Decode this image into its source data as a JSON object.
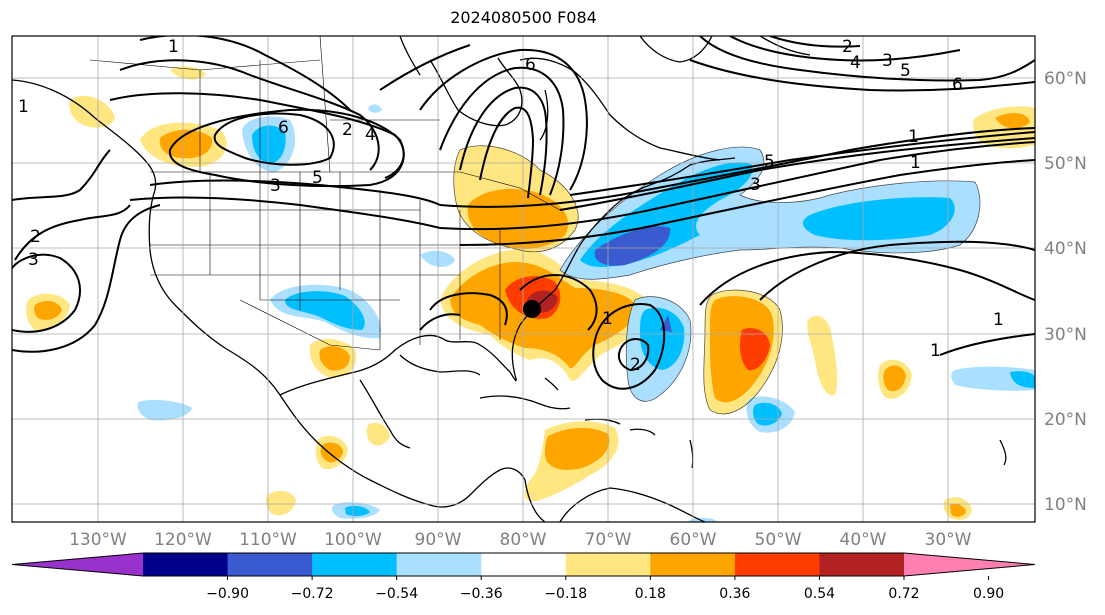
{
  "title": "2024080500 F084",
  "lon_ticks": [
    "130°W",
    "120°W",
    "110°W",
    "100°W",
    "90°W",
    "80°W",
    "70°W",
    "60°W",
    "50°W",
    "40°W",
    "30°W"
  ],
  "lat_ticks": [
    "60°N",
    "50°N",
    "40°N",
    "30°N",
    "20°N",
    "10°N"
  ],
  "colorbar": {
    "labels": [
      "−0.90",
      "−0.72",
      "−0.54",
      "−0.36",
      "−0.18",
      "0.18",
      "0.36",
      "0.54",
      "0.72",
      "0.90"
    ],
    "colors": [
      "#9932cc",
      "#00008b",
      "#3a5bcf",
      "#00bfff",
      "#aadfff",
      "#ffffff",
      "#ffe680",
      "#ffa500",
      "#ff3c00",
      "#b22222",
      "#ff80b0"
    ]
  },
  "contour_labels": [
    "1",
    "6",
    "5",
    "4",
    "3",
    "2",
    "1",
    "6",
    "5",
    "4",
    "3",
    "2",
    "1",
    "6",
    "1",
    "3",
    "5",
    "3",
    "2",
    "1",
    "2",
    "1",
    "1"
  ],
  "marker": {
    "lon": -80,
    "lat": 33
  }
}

○ ○ ○ ○ ○

**Aim:**
Every entry above should be duplicated exactly. Do not include the images.

**The solution:**
Decode this image into its source data as a JSON object.
{
  "title": "2024080500 F084",
  "lon_ticks": [
    "130°W",
    "120°W",
    "110°W",
    "100°W",
    "90°W",
    "80°W",
    "70°W",
    "60°W",
    "50°W",
    "40°W",
    "30°W"
  ],
  "lat_ticks": [
    "60°N",
    "50°N",
    "40°N",
    "30°N",
    "20°N",
    "10°N"
  ],
  "colorbar": {
    "labels": [
      "−0.90",
      "−0.72",
      "−0.54",
      "−0.36",
      "−0.18",
      "0.18",
      "0.36",
      "0.54",
      "0.72",
      "0.90"
    ],
    "colors": [
      "#9932cc",
      "#00008b",
      "#3a5bcf",
      "#00bfff",
      "#aadfff",
      "#ffffff",
      "#ffe680",
      "#ffa500",
      "#ff3c00",
      "#b22222",
      "#ff80b0"
    ]
  },
  "contour_labels": [
    "1",
    "6",
    "5",
    "4",
    "3",
    "2",
    "1",
    "6",
    "5",
    "4",
    "3",
    "2",
    "1",
    "6",
    "1",
    "3",
    "5",
    "3",
    "2",
    "1",
    "2",
    "1",
    "1"
  ],
  "marker": {
    "lon": -80,
    "lat": 33
  }
}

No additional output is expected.